[INSTRUCTIONS FOR THE TASK] Note each line of the listing that contains the string "diet", and copy it.

# START OF RECORDS SHOWN

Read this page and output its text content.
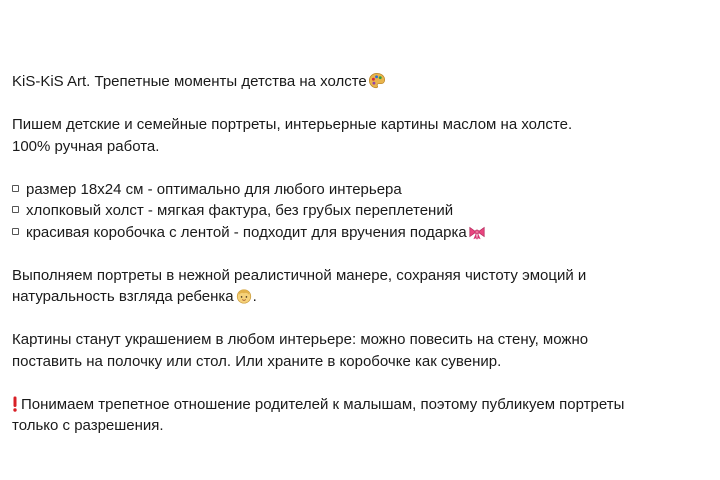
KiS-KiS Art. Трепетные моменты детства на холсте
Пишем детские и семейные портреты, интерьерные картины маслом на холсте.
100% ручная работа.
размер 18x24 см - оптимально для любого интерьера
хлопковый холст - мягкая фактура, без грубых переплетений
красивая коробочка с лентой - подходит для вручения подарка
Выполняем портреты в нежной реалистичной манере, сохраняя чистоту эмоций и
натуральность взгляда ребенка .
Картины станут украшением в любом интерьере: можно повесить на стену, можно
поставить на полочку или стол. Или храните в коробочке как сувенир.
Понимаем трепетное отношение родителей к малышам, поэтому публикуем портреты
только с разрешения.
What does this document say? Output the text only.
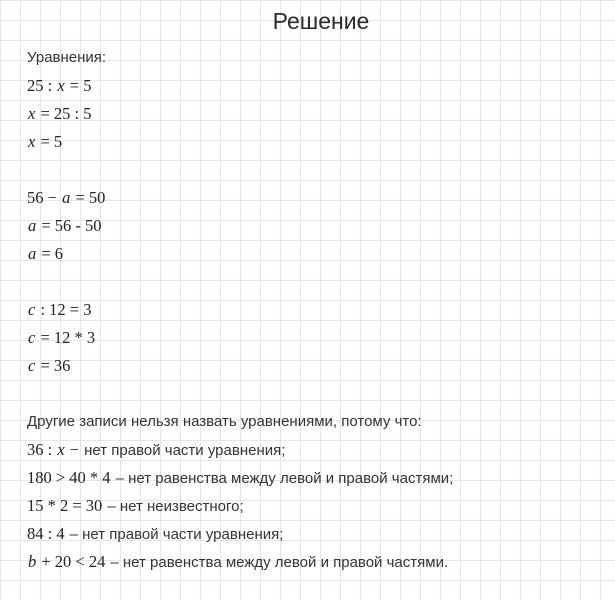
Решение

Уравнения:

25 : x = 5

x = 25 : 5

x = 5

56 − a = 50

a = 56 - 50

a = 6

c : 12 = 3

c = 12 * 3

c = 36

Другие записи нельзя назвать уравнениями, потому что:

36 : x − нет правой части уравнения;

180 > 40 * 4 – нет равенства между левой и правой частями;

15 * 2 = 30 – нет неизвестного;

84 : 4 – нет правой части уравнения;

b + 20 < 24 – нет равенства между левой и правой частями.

# END OF RECORDS SHOWN
# START OF RECORDS SHOWN

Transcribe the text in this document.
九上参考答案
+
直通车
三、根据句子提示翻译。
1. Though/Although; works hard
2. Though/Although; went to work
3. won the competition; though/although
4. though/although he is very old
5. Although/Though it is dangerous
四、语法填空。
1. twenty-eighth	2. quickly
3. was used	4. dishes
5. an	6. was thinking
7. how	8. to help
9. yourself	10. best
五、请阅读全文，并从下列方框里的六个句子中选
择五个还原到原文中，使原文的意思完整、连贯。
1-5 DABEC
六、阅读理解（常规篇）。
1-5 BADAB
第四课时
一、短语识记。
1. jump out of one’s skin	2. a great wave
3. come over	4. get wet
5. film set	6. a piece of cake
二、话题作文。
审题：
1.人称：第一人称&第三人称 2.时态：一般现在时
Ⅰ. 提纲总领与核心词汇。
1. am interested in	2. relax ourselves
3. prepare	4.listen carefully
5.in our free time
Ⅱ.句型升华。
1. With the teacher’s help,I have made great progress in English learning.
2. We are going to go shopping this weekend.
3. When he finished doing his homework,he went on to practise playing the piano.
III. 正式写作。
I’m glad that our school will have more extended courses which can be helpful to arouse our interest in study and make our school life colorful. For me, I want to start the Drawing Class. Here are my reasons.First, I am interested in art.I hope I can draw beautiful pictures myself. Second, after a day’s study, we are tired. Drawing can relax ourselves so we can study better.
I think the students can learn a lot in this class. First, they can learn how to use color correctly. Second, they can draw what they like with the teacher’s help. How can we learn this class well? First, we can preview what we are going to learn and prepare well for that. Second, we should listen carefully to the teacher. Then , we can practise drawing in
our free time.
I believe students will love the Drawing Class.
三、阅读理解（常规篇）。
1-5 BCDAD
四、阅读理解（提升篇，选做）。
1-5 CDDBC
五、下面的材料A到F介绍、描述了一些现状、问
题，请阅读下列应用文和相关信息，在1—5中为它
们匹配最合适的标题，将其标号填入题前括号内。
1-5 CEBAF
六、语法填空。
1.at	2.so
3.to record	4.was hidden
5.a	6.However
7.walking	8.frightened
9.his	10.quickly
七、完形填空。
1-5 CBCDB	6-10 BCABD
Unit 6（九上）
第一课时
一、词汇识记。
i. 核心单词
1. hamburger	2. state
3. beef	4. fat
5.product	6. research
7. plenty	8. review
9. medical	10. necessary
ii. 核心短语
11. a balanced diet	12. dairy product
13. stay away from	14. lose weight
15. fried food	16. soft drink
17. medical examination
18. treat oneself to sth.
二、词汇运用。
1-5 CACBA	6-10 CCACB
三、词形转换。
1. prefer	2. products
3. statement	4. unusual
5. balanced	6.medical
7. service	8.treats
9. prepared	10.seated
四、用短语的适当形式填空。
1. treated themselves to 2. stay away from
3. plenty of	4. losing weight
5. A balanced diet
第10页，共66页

# END OF RECORDS SHOWN
# START OF RECORDS SHOWN

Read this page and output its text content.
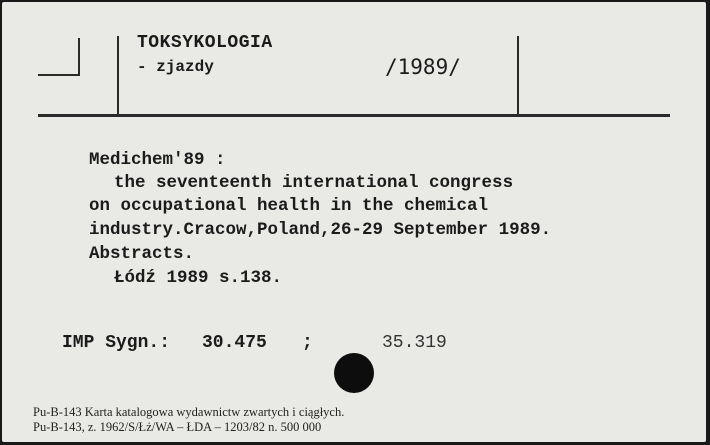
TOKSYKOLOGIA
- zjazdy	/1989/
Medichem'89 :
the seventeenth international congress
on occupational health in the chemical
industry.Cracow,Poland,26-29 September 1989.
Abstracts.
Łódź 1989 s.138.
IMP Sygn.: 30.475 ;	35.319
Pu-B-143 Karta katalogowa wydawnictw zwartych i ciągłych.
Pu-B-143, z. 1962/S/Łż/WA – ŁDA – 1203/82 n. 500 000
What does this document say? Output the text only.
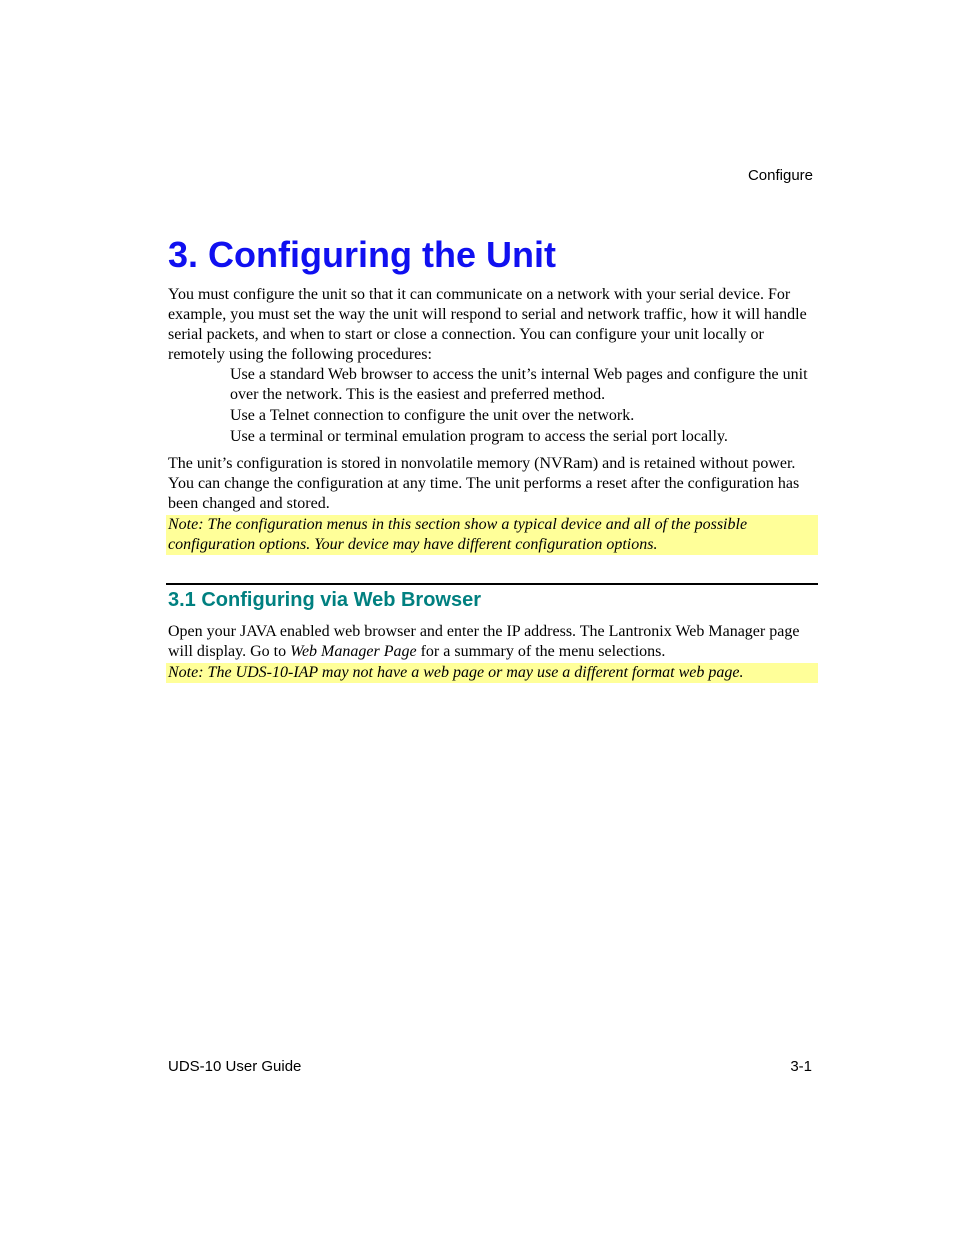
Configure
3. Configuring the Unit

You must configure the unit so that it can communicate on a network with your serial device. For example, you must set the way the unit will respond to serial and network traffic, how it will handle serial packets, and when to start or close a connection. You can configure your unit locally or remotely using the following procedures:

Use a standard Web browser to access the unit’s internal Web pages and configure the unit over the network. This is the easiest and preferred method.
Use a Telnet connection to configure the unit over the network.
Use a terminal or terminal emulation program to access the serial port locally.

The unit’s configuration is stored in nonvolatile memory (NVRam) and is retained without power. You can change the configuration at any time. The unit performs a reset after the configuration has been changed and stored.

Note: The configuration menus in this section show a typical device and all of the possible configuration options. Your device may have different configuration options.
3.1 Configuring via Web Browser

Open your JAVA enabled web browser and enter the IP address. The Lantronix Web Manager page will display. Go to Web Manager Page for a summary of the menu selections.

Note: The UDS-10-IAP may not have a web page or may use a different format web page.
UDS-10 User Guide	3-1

# END OF RECORDS SHOWN

[EXERCISE RESPONSE]
11. a balanced diet	12. dairy product
5. A balanced diet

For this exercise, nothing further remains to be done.